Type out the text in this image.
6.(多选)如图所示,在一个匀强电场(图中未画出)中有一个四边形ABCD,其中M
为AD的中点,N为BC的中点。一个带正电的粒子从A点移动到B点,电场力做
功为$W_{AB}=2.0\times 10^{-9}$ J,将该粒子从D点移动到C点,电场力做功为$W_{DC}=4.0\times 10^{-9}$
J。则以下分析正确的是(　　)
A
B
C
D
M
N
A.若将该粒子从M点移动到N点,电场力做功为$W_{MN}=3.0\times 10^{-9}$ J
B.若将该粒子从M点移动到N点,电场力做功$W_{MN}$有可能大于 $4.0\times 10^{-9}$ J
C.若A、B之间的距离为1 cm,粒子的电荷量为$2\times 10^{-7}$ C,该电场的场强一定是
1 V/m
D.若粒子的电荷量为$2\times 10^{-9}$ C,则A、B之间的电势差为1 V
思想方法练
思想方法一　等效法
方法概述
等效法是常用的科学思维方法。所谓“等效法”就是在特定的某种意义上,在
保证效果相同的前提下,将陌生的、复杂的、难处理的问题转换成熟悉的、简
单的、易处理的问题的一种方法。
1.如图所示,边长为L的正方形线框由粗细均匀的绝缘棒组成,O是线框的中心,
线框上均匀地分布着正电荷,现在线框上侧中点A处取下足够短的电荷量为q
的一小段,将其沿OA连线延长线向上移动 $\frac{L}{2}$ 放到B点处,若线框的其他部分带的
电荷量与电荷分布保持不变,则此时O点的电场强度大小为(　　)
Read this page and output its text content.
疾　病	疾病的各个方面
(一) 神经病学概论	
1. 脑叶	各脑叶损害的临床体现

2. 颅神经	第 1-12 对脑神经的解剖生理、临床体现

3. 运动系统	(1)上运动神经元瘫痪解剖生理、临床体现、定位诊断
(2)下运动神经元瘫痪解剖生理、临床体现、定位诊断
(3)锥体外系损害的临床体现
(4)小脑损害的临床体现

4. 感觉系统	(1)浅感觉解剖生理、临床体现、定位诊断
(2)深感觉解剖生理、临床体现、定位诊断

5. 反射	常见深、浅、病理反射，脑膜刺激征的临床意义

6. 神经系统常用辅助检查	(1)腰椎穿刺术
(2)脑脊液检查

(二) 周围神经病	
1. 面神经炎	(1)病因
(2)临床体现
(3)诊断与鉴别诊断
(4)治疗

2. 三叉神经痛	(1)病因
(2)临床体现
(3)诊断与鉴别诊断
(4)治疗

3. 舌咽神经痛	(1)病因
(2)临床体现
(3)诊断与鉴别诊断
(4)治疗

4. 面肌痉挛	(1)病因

▬▬▬▬▬▬

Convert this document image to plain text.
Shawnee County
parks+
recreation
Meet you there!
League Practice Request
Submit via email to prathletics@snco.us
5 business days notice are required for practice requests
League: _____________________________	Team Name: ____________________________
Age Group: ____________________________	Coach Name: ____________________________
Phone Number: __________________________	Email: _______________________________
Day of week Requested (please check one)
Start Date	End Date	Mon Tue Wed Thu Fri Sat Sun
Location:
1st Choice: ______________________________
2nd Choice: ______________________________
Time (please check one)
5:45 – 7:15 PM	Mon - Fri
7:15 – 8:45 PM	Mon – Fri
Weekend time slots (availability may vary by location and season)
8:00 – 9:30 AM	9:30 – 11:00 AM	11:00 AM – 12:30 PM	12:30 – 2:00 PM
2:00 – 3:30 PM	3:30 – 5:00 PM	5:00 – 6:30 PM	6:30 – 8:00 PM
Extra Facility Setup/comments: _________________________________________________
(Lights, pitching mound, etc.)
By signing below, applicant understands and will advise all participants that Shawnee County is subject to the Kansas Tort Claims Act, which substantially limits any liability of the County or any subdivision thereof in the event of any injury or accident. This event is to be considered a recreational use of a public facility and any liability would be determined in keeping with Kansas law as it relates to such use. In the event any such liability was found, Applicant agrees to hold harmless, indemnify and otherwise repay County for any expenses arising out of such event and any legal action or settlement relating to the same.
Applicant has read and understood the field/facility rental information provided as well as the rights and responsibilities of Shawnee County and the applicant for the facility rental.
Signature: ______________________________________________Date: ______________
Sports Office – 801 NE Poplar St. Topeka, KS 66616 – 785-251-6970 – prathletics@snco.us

▬▬▬▬▬▬

Find all the lines containing "若将该粒子从M点移动到N点" in the material, then copy them.

Result of the exercise:
A.若将该粒子从M点移动到N点,电场力做功为$W_{MN}=3.0\times 10^{-9}$ J
B.若将该粒子从M点移动到N点,电场力做功$W_{MN}$有可能大于 $4.0\times 10^{-9}$ J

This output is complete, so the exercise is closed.